_GOAL_
Take each line that has the word "name" and return it.

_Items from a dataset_
## Start

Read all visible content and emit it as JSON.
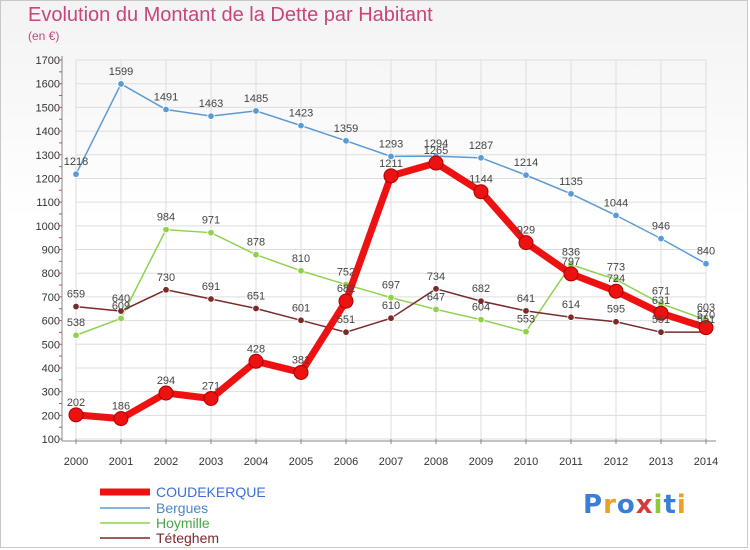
{
  "chart_data": {
    "type": "line",
    "title": "Evolution du Montant de la Dette par Habitant",
    "subtitle": "(en €)",
    "xlabel": "",
    "ylabel": "",
    "categories": [
      "2000",
      "2001",
      "2002",
      "2003",
      "2004",
      "2005",
      "2006",
      "2007",
      "2008",
      "2009",
      "2010",
      "2011",
      "2012",
      "2013",
      "2014"
    ],
    "ylim": [
      100,
      1700
    ],
    "yticks": [
      100,
      200,
      300,
      400,
      500,
      600,
      700,
      800,
      900,
      1000,
      1100,
      1200,
      1300,
      1400,
      1500,
      1600,
      1700
    ],
    "grid": true,
    "legend_position": "bottom-left",
    "series": [
      {
        "name": "COUDEKERQUE",
        "color": "#ee1111",
        "values": [
          202,
          186,
          294,
          271,
          428,
          381,
          682,
          1211,
          1265,
          1144,
          929,
          797,
          724,
          631,
          570
        ],
        "labels": [
          "202",
          "186",
          "294",
          "271",
          "428",
          "381",
          "682",
          "1211",
          "1265",
          "1144",
          "929",
          "797",
          "724",
          "631",
          "570"
        ]
      },
      {
        "name": "Bergues",
        "color": "#5b9bd5",
        "values": [
          1218,
          1599,
          1491,
          1463,
          1485,
          1423,
          1359,
          1293,
          1294,
          1287,
          1214,
          1135,
          1044,
          946,
          840
        ],
        "labels": [
          "1218",
          "1599",
          "1491",
          "1463",
          "1485",
          "1423",
          "1359",
          "1293",
          "1294",
          "1287",
          "1214",
          "1135",
          "1044",
          "946",
          "840"
        ]
      },
      {
        "name": "Hoymille",
        "color": "#8fd14f",
        "values": [
          538,
          609,
          984,
          971,
          878,
          810,
          752,
          697,
          647,
          604,
          553,
          836,
          773,
          671,
          603
        ],
        "labels": [
          "538",
          "609",
          "984",
          "971",
          "878",
          "810",
          "752",
          "697",
          "647",
          "604",
          "553",
          "836",
          "773",
          "671",
          "603"
        ]
      },
      {
        "name": "Téteghem",
        "color": "#7b2a2a",
        "values": [
          659,
          640,
          730,
          691,
          651,
          601,
          551,
          610,
          734,
          682,
          641,
          614,
          595,
          551,
          551
        ],
        "labels": [
          "659",
          "640",
          "730",
          "691",
          "651",
          "601",
          "551",
          "610",
          "734",
          "682",
          "641",
          "614",
          "595",
          "551",
          "551"
        ]
      }
    ]
  },
  "logo": {
    "text": "Proxiti",
    "colors": [
      "#3a7fd5",
      "#f0a020",
      "#3a7fd5",
      "#d63a3a",
      "#8fc93a",
      "#3a7fd5",
      "#f0a020"
    ]
  }
}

## End

_RESULT OF THE TASK_
        "name": "COUDEKERQUE",
        "name": "Bergues",
        "name": "Hoymille",
        "name": "Téteghem",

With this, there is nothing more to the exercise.